__DATASET ROWS__.
--- Begin ---

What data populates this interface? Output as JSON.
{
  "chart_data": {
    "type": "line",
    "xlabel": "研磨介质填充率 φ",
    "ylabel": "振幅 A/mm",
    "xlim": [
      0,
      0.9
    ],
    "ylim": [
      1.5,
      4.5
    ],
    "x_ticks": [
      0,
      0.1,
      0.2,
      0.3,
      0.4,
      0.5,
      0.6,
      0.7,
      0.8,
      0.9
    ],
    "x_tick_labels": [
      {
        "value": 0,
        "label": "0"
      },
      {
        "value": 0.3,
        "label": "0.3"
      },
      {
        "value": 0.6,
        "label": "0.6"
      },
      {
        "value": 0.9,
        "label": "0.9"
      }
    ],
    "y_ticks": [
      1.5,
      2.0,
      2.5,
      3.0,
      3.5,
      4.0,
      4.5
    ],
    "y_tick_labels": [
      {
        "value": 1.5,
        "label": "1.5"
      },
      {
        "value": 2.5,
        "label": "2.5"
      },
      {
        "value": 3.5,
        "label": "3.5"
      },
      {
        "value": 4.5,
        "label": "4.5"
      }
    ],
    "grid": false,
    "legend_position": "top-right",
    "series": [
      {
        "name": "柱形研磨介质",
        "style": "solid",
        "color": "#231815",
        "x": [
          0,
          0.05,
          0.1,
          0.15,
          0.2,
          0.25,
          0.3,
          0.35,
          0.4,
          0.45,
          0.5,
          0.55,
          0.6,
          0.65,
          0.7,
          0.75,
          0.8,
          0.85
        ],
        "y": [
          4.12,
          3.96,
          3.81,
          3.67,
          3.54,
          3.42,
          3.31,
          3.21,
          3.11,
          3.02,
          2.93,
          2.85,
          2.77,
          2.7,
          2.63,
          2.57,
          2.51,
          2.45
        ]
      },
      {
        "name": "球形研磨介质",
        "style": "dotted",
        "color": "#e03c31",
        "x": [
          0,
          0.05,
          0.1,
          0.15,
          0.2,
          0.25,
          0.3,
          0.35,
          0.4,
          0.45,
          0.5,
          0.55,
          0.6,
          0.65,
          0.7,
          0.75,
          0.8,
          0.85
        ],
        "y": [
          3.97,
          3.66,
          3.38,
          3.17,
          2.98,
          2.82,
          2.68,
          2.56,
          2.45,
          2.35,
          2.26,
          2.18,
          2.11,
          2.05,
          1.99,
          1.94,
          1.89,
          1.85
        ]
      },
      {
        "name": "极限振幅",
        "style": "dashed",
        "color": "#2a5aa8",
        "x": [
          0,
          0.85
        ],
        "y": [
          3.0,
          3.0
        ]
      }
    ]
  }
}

--- End ---

Transcribe the material above word for word.

What data populates this interface? Output as JSON.
{
  "chart_data": {
    "type": "line",
    "xlabel": "研磨介质填充率 φ",
    "ylabel": "振幅 A/mm",
    "xlim": [
      0,
      0.9
    ],
    "ylim": [
      1.5,
      4.5
    ],
    "x_ticks": [
      0,
      0.1,
      0.2,
      0.3,
      0.4,
      0.5,
      0.6,
      0.7,
      0.8,
      0.9
    ],
    "x_tick_labels": [
      {
        "value": 0,
        "label": "0"
      },
      {
        "value": 0.3,
        "label": "0.3"
      },
      {
        "value": 0.6,
        "label": "0.6"
      },
      {
        "value": 0.9,
        "label": "0.9"
      }
    ],
    "y_ticks": [
      1.5,
      2.0,
      2.5,
      3.0,
      3.5,
      4.0,
      4.5
    ],
    "y_tick_labels": [
      {
        "value": 1.5,
        "label": "1.5"
      },
      {
        "value": 2.5,
        "label": "2.5"
      },
      {
        "value": 3.5,
        "label": "3.5"
      },
      {
        "value": 4.5,
        "label": "4.5"
      }
    ],
    "grid": false,
    "legend_position": "top-right",
    "series": [
      {
        "name": "柱形研磨介质",
        "style": "solid",
        "color": "#231815",
        "x": [
          0,
          0.05,
          0.1,
          0.15,
          0.2,
          0.25,
          0.3,
          0.35,
          0.4,
          0.45,
          0.5,
          0.55,
          0.6,
          0.65,
          0.7,
          0.75,
          0.8,
          0.85
        ],
        "y": [
          4.12,
          3.96,
          3.81,
          3.67,
          3.54,
          3.42,
          3.31,
          3.21,
          3.11,
          3.02,
          2.93,
          2.85,
          2.77,
          2.7,
          2.63,
          2.57,
          2.51,
          2.45
        ]
      },
      {
        "name": "球形研磨介质",
        "style": "dotted",
        "color": "#e03c31",
        "x": [
          0,
          0.05,
          0.1,
          0.15,
          0.2,
          0.25,
          0.3,
          0.35,
          0.4,
          0.45,
          0.5,
          0.55,
          0.6,
          0.65,
          0.7,
          0.75,
          0.8,
          0.85
        ],
        "y": [
          3.97,
          3.66,
          3.38,
          3.17,
          2.98,
          2.82,
          2.68,
          2.56,
          2.45,
          2.35,
          2.26,
          2.18,
          2.11,
          2.05,
          1.99,
          1.94,
          1.89,
          1.85
        ]
      },
      {
        "name": "极限振幅",
        "style": "dashed",
        "color": "#2a5aa8",
        "x": [
          0,
          0.85
        ],
        "y": [
          3.0,
          3.0
        ]
      }
    ]
  }
}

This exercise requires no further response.